BEGIN

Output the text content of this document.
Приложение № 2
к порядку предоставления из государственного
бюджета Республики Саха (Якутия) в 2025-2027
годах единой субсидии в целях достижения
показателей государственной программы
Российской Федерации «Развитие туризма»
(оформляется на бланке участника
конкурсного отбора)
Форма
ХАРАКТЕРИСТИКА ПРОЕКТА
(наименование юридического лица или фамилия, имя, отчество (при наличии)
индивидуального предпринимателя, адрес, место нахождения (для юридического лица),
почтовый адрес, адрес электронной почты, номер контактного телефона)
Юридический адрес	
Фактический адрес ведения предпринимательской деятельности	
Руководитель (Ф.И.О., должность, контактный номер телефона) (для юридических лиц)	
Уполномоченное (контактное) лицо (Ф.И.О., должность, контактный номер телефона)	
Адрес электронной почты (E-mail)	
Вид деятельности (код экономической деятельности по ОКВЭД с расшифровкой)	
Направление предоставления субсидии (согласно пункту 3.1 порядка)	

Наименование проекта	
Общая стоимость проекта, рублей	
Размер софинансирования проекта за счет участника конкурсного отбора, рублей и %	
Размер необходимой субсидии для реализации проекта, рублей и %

END
BEGIN

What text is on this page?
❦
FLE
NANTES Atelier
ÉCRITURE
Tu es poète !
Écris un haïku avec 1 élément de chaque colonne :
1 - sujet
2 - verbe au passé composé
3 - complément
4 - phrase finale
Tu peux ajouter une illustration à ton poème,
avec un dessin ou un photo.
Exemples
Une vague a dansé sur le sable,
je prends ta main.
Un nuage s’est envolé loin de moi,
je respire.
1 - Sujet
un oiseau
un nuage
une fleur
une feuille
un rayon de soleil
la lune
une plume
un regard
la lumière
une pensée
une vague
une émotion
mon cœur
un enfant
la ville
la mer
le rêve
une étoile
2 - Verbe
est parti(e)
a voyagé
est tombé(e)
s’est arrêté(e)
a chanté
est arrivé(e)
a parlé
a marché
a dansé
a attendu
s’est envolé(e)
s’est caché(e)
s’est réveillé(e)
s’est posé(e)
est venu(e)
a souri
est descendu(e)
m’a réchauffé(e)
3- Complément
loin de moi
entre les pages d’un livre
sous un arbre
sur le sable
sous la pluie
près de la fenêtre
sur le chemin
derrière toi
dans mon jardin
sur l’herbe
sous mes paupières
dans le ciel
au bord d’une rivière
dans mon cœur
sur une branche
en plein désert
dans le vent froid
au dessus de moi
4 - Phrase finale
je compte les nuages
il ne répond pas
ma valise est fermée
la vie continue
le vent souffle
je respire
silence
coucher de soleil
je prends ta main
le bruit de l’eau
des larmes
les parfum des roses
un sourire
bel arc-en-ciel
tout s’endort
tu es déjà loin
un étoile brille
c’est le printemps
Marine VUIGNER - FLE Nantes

END

## What the task requires:
Gather each line of the records holding the string "envolé".

## Final answer:
Un nuage s’est envolé loin de moi,
s’est envolé(e)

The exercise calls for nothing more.